►
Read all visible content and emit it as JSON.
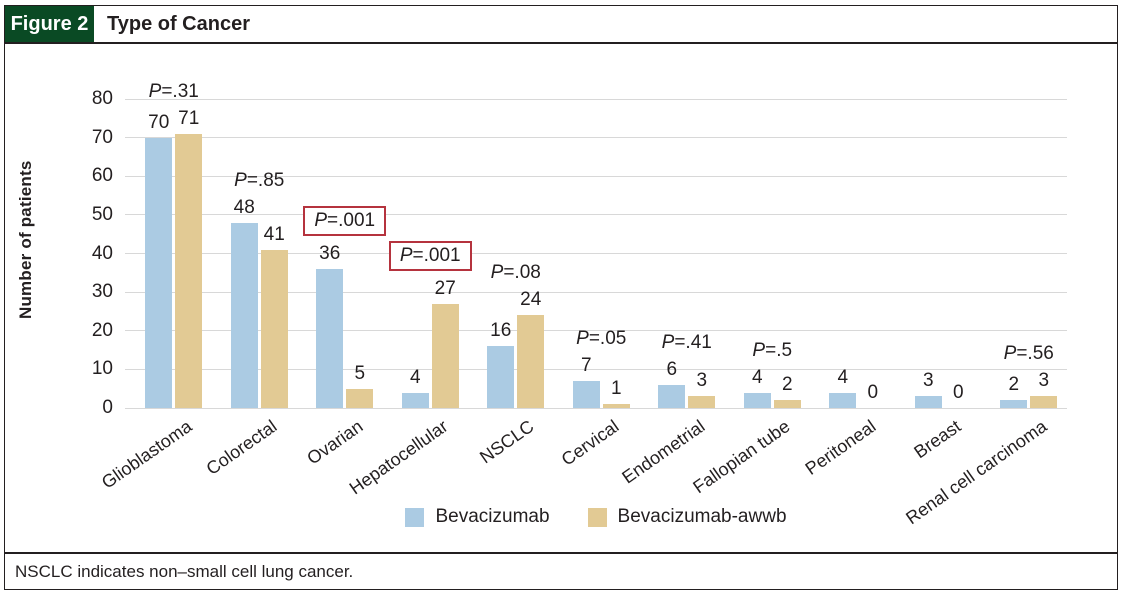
{
  "header": {
    "figure_label": "Figure 2",
    "title": "Type of Cancer"
  },
  "footer": {
    "note": "NSCLC indicates non–small cell lung cancer."
  },
  "colors": {
    "figure_green": "#0a4a24",
    "bar_blue": "#abcbe3",
    "bar_tan": "#e2ca94",
    "p_box_red": "#b5333e",
    "gridline": "#d8d8d8",
    "border_ink": "#231f20"
  },
  "chart_data": {
    "type": "bar",
    "title": "Type of Cancer",
    "xlabel": "",
    "ylabel": "Number of patients",
    "ylim": [
      0,
      80
    ],
    "ytick_step": 10,
    "grid": true,
    "legend_position": "bottom",
    "categories": [
      "Glioblastoma",
      "Colorectal",
      "Ovarian",
      "Hepatocellular",
      "NSCLC",
      "Cervical",
      "Endometrial",
      "Fallopian tube",
      "Peritoneal",
      "Breast",
      "Renal cell carcinoma"
    ],
    "series": [
      {
        "name": "Bevacizumab",
        "color": "#abcbe3",
        "values": [
          70,
          48,
          36,
          4,
          16,
          7,
          6,
          4,
          4,
          3,
          2
        ]
      },
      {
        "name": "Bevacizumab-awwb",
        "color": "#e2ca94",
        "values": [
          71,
          41,
          5,
          27,
          24,
          1,
          3,
          2,
          0,
          0,
          3
        ]
      }
    ],
    "p_values": [
      {
        "label": "P=.31",
        "boxed": false
      },
      {
        "label": "P=.85",
        "boxed": false
      },
      {
        "label": "P=.001",
        "boxed": true
      },
      {
        "label": "P=.001",
        "boxed": true
      },
      {
        "label": "P=.08",
        "boxed": false
      },
      {
        "label": "P=.05",
        "boxed": false
      },
      {
        "label": "P=.41",
        "boxed": false
      },
      {
        "label": "P=.5",
        "boxed": false
      },
      null,
      null,
      {
        "label": "P=.56",
        "boxed": false
      }
    ]
  }
}
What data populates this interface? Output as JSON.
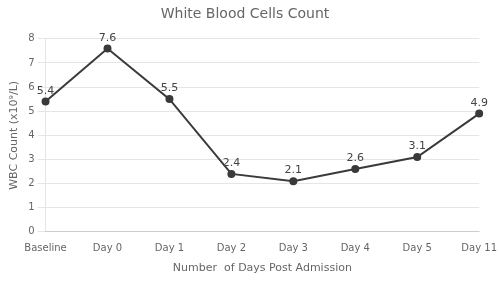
{
  "chart_data": {
    "type": "line",
    "title": "White Blood Cells Count",
    "xlabel": "Number  of Days Post Admission",
    "ylabel": "WBC Count (x10⁹/L)",
    "categories": [
      "Baseline",
      "Day 0",
      "Day 1",
      "Day 2",
      "Day 3",
      "Day 4",
      "Day 5",
      "Day 11"
    ],
    "values": [
      5.4,
      7.6,
      5.5,
      2.4,
      2.1,
      2.6,
      3.1,
      4.9
    ],
    "color": "#3a3a3a",
    "marker": "circle",
    "ylim": [
      0,
      8
    ],
    "yticks": [
      0,
      1,
      2,
      3,
      4,
      5,
      6,
      7,
      8
    ],
    "grid": true,
    "data_labels": true
  }
}
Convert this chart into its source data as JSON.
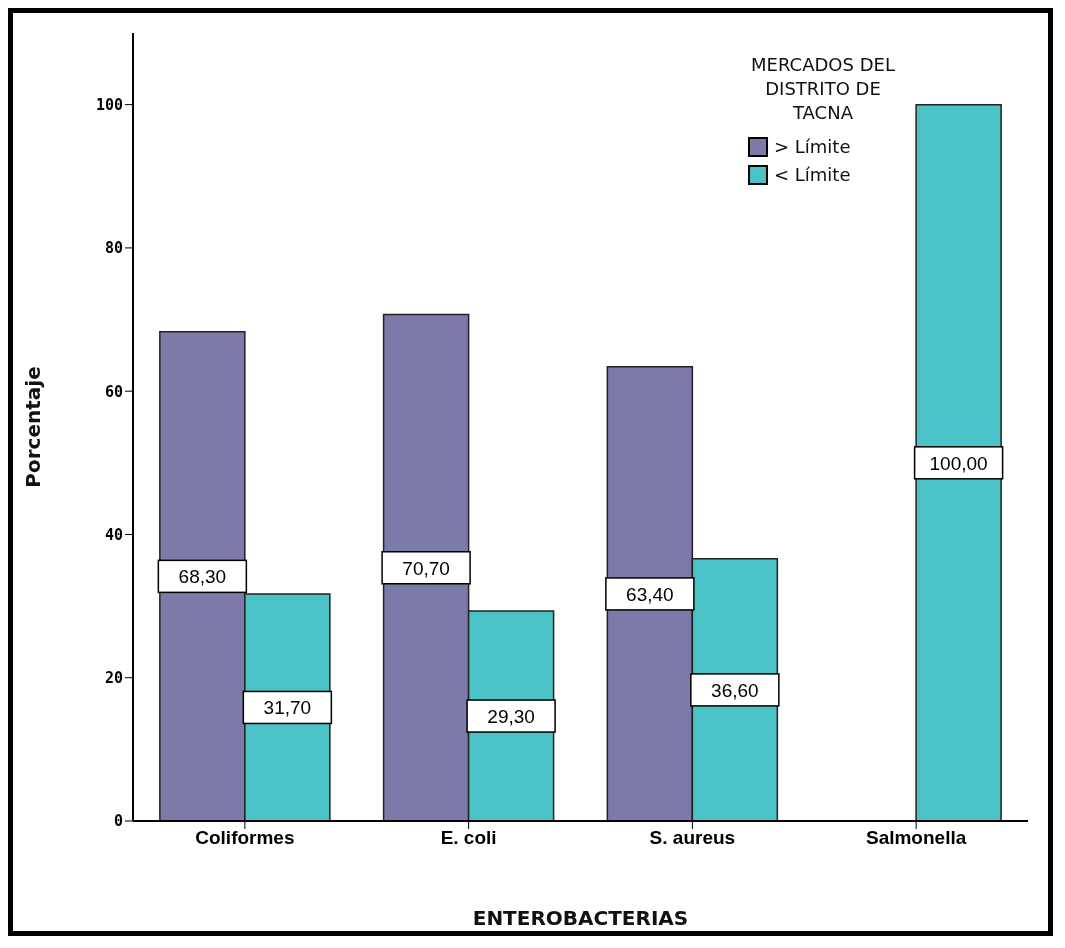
{
  "chart_data": {
    "type": "bar",
    "xlabel": "ENTEROBACTERIAS",
    "ylabel": "Porcentaje",
    "legend_title": "MERCADOS DEL DISTRITO DE TACNA",
    "categories": [
      "Coliformes",
      "E. coli",
      "S. aureus",
      "Salmonella"
    ],
    "series": [
      {
        "name": "> Límite",
        "color": "#7b7aa8",
        "values": [
          68.3,
          70.7,
          63.4,
          null
        ],
        "value_labels": [
          "68,30",
          "70,70",
          "63,40",
          null
        ]
      },
      {
        "name": "< Límite",
        "color": "#4bc3c6",
        "values": [
          31.7,
          29.3,
          36.6,
          100
        ],
        "value_labels": [
          "31,70",
          "29,30",
          "36,60",
          "100,00"
        ]
      }
    ],
    "ylim": [
      0,
      110
    ],
    "yticks": [
      0,
      20,
      40,
      60,
      80,
      100
    ],
    "legend": "top right"
  }
}
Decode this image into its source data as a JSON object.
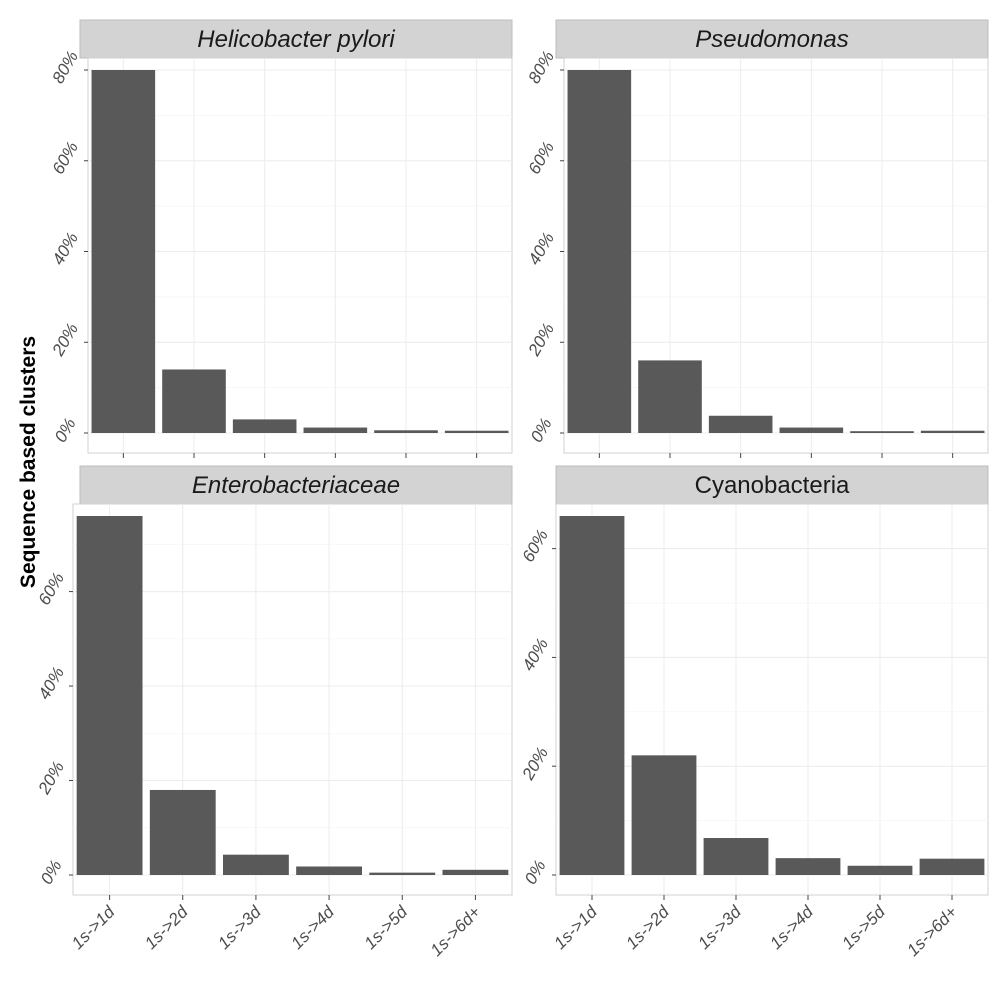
◄
Work request – Using the listing, filter for "Count" and return the matching lines.

Output for this exercise –
    "title": "White Blood Cells Count",
    "ylabel": "WBC Count (x10⁹/L)",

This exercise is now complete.